Print all the data, keeping every line exactly as it is.

###

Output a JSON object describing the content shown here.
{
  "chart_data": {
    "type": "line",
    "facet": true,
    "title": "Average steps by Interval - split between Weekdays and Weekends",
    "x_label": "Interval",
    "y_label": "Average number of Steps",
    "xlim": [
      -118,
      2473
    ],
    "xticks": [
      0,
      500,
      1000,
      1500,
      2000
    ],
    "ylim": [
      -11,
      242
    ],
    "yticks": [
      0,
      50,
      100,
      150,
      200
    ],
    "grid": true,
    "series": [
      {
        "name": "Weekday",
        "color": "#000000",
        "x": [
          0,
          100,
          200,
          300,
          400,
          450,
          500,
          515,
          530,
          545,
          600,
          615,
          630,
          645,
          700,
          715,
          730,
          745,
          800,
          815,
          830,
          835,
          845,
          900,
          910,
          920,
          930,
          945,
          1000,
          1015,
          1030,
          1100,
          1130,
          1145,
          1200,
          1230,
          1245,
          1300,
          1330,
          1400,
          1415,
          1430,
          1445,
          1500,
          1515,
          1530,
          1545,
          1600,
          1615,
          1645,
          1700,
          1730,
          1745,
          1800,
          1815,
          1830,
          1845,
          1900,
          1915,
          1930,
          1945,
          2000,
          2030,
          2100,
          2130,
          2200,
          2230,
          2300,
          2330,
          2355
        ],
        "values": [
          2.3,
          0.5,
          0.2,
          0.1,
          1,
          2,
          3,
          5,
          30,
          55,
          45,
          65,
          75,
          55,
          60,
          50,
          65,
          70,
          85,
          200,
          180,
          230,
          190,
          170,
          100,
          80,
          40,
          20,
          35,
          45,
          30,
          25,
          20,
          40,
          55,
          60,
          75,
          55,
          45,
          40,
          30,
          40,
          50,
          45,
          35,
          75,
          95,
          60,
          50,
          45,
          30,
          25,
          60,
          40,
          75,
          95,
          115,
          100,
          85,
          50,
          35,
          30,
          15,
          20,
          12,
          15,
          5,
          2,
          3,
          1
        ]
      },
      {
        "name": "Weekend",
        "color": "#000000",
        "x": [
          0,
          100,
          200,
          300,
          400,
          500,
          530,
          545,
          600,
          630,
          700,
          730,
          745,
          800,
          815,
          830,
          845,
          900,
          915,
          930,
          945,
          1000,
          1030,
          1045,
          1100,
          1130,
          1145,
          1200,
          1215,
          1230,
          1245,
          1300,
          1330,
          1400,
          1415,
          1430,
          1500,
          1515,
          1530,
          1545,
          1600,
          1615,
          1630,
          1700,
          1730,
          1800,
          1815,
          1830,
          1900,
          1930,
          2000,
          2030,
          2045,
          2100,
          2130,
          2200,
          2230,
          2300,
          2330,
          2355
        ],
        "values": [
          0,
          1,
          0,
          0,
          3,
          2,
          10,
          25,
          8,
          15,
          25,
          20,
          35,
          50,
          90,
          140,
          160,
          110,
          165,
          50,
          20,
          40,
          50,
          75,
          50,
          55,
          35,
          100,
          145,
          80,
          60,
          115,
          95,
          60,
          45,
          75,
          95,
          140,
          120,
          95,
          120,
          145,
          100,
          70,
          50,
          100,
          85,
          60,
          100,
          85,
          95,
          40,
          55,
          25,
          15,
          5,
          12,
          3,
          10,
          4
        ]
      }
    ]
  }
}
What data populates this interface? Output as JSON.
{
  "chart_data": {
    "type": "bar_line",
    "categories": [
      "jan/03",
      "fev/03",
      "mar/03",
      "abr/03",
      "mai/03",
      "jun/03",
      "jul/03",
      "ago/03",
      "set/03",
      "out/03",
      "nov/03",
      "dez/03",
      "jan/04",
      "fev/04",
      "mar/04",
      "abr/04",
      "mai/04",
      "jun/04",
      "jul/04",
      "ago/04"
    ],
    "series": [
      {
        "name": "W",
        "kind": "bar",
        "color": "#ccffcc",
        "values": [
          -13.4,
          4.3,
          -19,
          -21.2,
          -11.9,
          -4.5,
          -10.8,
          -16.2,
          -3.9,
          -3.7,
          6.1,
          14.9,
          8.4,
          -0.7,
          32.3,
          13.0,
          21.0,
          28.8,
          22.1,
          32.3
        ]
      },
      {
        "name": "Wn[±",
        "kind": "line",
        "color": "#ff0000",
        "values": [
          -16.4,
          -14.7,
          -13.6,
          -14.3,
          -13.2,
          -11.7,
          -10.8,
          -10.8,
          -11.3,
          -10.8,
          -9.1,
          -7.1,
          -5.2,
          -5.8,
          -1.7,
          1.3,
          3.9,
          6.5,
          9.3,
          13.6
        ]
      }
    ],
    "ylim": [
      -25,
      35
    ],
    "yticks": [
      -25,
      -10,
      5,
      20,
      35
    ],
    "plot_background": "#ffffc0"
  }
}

###

- RIGHT ANSWER -
Output a JSON object describing the content shown here.
{
  "chart_data": {
    "type": "line",
    "facet": true,
    "title": "Average steps by Interval - split between Weekdays and Weekends",
    "x_label": "Interval",
    "y_label": "Average number of Steps",
    "xlim": [
      -118,
      2473
    ],
    "xticks": [
      0,
      500,
      1000,
      1500,
      2000
    ],
    "ylim": [
      -11,
      242
    ],
    "yticks": [
      0,
      50,
      100,
      150,
      200
    ],
    "grid": true,
    "series": [
      {
        "name": "Weekday",
        "color": "#000000",
        "x": [
          0,
          100,
          200,
          300,
          400,
          450,
          500,
          515,
          530,
          545,
          600,
          615,
          630,
          645,
          700,
          715,
          730,
          745,
          800,
          815,
          830,
          835,
          845,
          900,
          910,
          920,
          930,
          945,
          1000,
          1015,
          1030,
          1100,
          1130,
          1145,
          1200,
          1230,
          1245,
          1300,
          1330,
          1400,
          1415,
          1430,
          1445,
          1500,
          1515,
          1530,
          1545,
          1600,
          1615,
          1645,
          1700,
          1730,
          1745,
          1800,
          1815,
          1830,
          1845,
          1900,
          1915,
          1930,
          1945,
          2000,
          2030,
          2100,
          2130,
          2200,
          2230,
          2300,
          2330,
          2355
        ],
        "values": [
          2.3,
          0.5,
          0.2,
          0.1,
          1,
          2,
          3,
          5,
          30,
          55,
          45,
          65,
          75,
          55,
          60,
          50,
          65,
          70,
          85,
          200,
          180,
          230,
          190,
          170,
          100,
          80,
          40,
          20,
          35,
          45,
          30,
          25,
          20,
          40,
          55,
          60,
          75,
          55,
          45,
          40,
          30,
          40,
          50,
          45,
          35,
          75,
          95,
          60,
          50,
          45,
          30,
          25,
          60,
          40,
          75,
          95,
          115,
          100,
          85,
          50,
          35,
          30,
          15,
          20,
          12,
          15,
          5,
          2,
          3,
          1
        ]
      },
      {
        "name": "Weekend",
        "color": "#000000",
        "x": [
          0,
          100,
          200,
          300,
          400,
          500,
          530,
          545,
          600,
          630,
          700,
          730,
          745,
          800,
          815,
          830,
          845,
          900,
          915,
          930,
          945,
          1000,
          1030,
          1045,
          1100,
          1130,
          1145,
          1200,
          1215,
          1230,
          1245,
          1300,
          1330,
          1400,
          1415,
          1430,
          1500,
          1515,
          1530,
          1545,
          1600,
          1615,
          1630,
          1700,
          1730,
          1800,
          1815,
          1830,
          1900,
          1930,
          2000,
          2030,
          2045,
          2100,
          2130,
          2200,
          2230,
          2300,
          2330,
          2355
        ],
        "values": [
          0,
          1,
          0,
          0,
          3,
          2,
          10,
          25,
          8,
          15,
          25,
          20,
          35,
          50,
          90,
          140,
          160,
          110,
          165,
          50,
          20,
          40,
          50,
          75,
          50,
          55,
          35,
          100,
          145,
          80,
          60,
          115,
          95,
          60,
          45,
          75,
          95,
          140,
          120,
          95,
          120,
          145,
          100,
          70,
          50,
          100,
          85,
          60,
          100,
          85,
          95,
          40,
          55,
          25,
          15,
          5,
          12,
          3,
          10,
          4
        ]
      }
    ]
  }
}
What data populates this interface? Output as JSON.
{
  "chart_data": {
    "type": "bar_line",
    "categories": [
      "jan/03",
      "fev/03",
      "mar/03",
      "abr/03",
      "mai/03",
      "jun/03",
      "jul/03",
      "ago/03",
      "set/03",
      "out/03",
      "nov/03",
      "dez/03",
      "jan/04",
      "fev/04",
      "mar/04",
      "abr/04",
      "mai/04",
      "jun/04",
      "jul/04",
      "ago/04"
    ],
    "series": [
      {
        "name": "W",
        "kind": "bar",
        "color": "#ccffcc",
        "values": [
          -13.4,
          4.3,
          -19,
          -21.2,
          -11.9,
          -4.5,
          -10.8,
          -16.2,
          -3.9,
          -3.7,
          6.1,
          14.9,
          8.4,
          -0.7,
          32.3,
          13.0,
          21.0,
          28.8,
          22.1,
          32.3
        ]
      },
      {
        "name": "Wn[±",
        "kind": "line",
        "color": "#ff0000",
        "values": [
          -16.4,
          -14.7,
          -13.6,
          -14.3,
          -13.2,
          -11.7,
          -10.8,
          -10.8,
          -11.3,
          -10.8,
          -9.1,
          -7.1,
          -5.2,
          -5.8,
          -1.7,
          1.3,
          3.9,
          6.5,
          9.3,
          13.6
        ]
      }
    ],
    "ylim": [
      -25,
      35
    ],
    "yticks": [
      -25,
      -10,
      5,
      20,
      35
    ],
    "plot_background": "#ffffc0"
  }
}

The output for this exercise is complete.